DIRECTIONS:
The records below hold pictures; please leave those out and retype the rest exactly.

[Figure contents as structured data]
◇ ◇ ◇ ◇ ◇ ◇ ◇
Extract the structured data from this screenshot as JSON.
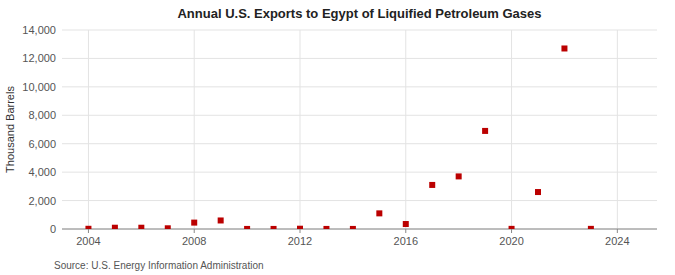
{
  "chart_data": {
    "type": "scatter",
    "title": "Annual U.S. Exports to Egypt of Liquified Petroleum Gases",
    "y_label": "Thousand Barrels",
    "source": "Source: U.S. Energy Information Administration",
    "x": [
      2004,
      2005,
      2006,
      2007,
      2008,
      2009,
      2010,
      2011,
      2012,
      2013,
      2014,
      2015,
      2016,
      2017,
      2018,
      2019,
      2020,
      2021,
      2022,
      2023
    ],
    "values": [
      15,
      90,
      90,
      50,
      450,
      600,
      5,
      5,
      20,
      5,
      5,
      1100,
      350,
      3100,
      3700,
      6900,
      10,
      2600,
      12700,
      10
    ],
    "color": "#bb0000",
    "marker": "square",
    "xlim": [
      2003.0,
      2025.5
    ],
    "ylim": [
      0,
      14000
    ],
    "xticks": [
      2004,
      2008,
      2012,
      2016,
      2020,
      2024
    ],
    "yticks": [
      0,
      {
        "value": 2000,
        "label": "2,000"
      },
      {
        "value": 4000,
        "label": "4,000"
      },
      {
        "value": 6000,
        "label": "6,000"
      },
      {
        "value": 8000,
        "label": "8,000"
      },
      {
        "value": 10000,
        "label": "10,000"
      },
      {
        "value": 12000,
        "label": "12,000"
      },
      {
        "value": 14000,
        "label": "14,000"
      }
    ],
    "grid": true
  }
}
◇ ◇ ◇ ◇ ◇ ◇ ◇
COMPLETE OUTPUT:
Extract the structured data from this screenshot as JSON.
{
  "chart_data": {
    "type": "scatter",
    "title": "Annual U.S. Exports to Egypt of Liquified Petroleum Gases",
    "y_label": "Thousand Barrels",
    "source": "Source: U.S. Energy Information Administration",
    "x": [
      2004,
      2005,
      2006,
      2007,
      2008,
      2009,
      2010,
      2011,
      2012,
      2013,
      2014,
      2015,
      2016,
      2017,
      2018,
      2019,
      2020,
      2021,
      2022,
      2023
    ],
    "values": [
      15,
      90,
      90,
      50,
      450,
      600,
      5,
      5,
      20,
      5,
      5,
      1100,
      350,
      3100,
      3700,
      6900,
      10,
      2600,
      12700,
      10
    ],
    "color": "#bb0000",
    "marker": "square",
    "xlim": [
      2003.0,
      2025.5
    ],
    "ylim": [
      0,
      14000
    ],
    "xticks": [
      2004,
      2008,
      2012,
      2016,
      2020,
      2024
    ],
    "yticks": [
      0,
      {
        "value": 2000,
        "label": "2,000"
      },
      {
        "value": 4000,
        "label": "4,000"
      },
      {
        "value": 6000,
        "label": "6,000"
      },
      {
        "value": 8000,
        "label": "8,000"
      },
      {
        "value": 10000,
        "label": "10,000"
      },
      {
        "value": 12000,
        "label": "12,000"
      },
      {
        "value": 14000,
        "label": "14,000"
      }
    ],
    "grid": true
  }
}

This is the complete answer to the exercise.